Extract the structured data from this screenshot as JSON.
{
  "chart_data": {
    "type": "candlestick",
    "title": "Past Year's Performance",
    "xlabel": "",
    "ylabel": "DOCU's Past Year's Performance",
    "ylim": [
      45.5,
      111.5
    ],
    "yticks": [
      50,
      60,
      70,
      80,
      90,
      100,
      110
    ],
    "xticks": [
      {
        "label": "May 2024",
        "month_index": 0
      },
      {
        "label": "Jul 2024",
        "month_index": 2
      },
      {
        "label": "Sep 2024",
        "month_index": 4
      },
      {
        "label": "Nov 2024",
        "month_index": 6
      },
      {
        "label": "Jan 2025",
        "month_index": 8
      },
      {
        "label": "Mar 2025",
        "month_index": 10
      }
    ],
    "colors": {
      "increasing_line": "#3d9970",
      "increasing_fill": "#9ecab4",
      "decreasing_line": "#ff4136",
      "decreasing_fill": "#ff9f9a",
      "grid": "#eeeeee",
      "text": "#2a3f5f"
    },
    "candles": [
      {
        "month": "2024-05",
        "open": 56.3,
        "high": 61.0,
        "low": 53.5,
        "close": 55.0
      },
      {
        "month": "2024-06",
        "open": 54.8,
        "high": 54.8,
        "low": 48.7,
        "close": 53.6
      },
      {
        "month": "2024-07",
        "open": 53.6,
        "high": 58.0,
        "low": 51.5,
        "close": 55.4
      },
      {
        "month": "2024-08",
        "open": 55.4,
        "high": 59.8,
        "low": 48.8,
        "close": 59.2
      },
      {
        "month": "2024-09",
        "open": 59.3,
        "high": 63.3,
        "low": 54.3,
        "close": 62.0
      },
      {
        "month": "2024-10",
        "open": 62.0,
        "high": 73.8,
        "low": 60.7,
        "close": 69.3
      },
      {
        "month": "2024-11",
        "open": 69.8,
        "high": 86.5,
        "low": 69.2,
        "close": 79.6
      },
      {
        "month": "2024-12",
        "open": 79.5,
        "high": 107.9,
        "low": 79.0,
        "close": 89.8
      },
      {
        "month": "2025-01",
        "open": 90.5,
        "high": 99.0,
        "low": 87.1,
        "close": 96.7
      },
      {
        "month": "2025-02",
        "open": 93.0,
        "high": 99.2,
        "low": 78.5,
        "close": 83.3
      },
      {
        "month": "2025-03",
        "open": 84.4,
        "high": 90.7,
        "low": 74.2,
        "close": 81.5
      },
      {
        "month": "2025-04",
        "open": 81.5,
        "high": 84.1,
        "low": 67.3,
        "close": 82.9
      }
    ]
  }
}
═══
Exercise | Copy out the full set of records precisely, leaving nothing out.

Result below |
Extract the structured data from this screenshot as JSON.
{
  "chart_data": {
    "type": "candlestick",
    "title": "Past Year's Performance",
    "xlabel": "",
    "ylabel": "DOCU's Past Year's Performance",
    "ylim": [
      45.5,
      111.5
    ],
    "yticks": [
      50,
      60,
      70,
      80,
      90,
      100,
      110
    ],
    "xticks": [
      {
        "label": "May 2024",
        "month_index": 0
      },
      {
        "label": "Jul 2024",
        "month_index": 2
      },
      {
        "label": "Sep 2024",
        "month_index": 4
      },
      {
        "label": "Nov 2024",
        "month_index": 6
      },
      {
        "label": "Jan 2025",
        "month_index": 8
      },
      {
        "label": "Mar 2025",
        "month_index": 10
      }
    ],
    "colors": {
      "increasing_line": "#3d9970",
      "increasing_fill": "#9ecab4",
      "decreasing_line": "#ff4136",
      "decreasing_fill": "#ff9f9a",
      "grid": "#eeeeee",
      "text": "#2a3f5f"
    },
    "candles": [
      {
        "month": "2024-05",
        "open": 56.3,
        "high": 61.0,
        "low": 53.5,
        "close": 55.0
      },
      {
        "month": "2024-06",
        "open": 54.8,
        "high": 54.8,
        "low": 48.7,
        "close": 53.6
      },
      {
        "month": "2024-07",
        "open": 53.6,
        "high": 58.0,
        "low": 51.5,
        "close": 55.4
      },
      {
        "month": "2024-08",
        "open": 55.4,
        "high": 59.8,
        "low": 48.8,
        "close": 59.2
      },
      {
        "month": "2024-09",
        "open": 59.3,
        "high": 63.3,
        "low": 54.3,
        "close": 62.0
      },
      {
        "month": "2024-10",
        "open": 62.0,
        "high": 73.8,
        "low": 60.7,
        "close": 69.3
      },
      {
        "month": "2024-11",
        "open": 69.8,
        "high": 86.5,
        "low": 69.2,
        "close": 79.6
      },
      {
        "month": "2024-12",
        "open": 79.5,
        "high": 107.9,
        "low": 79.0,
        "close": 89.8
      },
      {
        "month": "2025-01",
        "open": 90.5,
        "high": 99.0,
        "low": 87.1,
        "close": 96.7
      },
      {
        "month": "2025-02",
        "open": 93.0,
        "high": 99.2,
        "low": 78.5,
        "close": 83.3
      },
      {
        "month": "2025-03",
        "open": 84.4,
        "high": 90.7,
        "low": 74.2,
        "close": 81.5
      },
      {
        "month": "2025-04",
        "open": 81.5,
        "high": 84.1,
        "low": 67.3,
        "close": 82.9
      }
    ]
  }
}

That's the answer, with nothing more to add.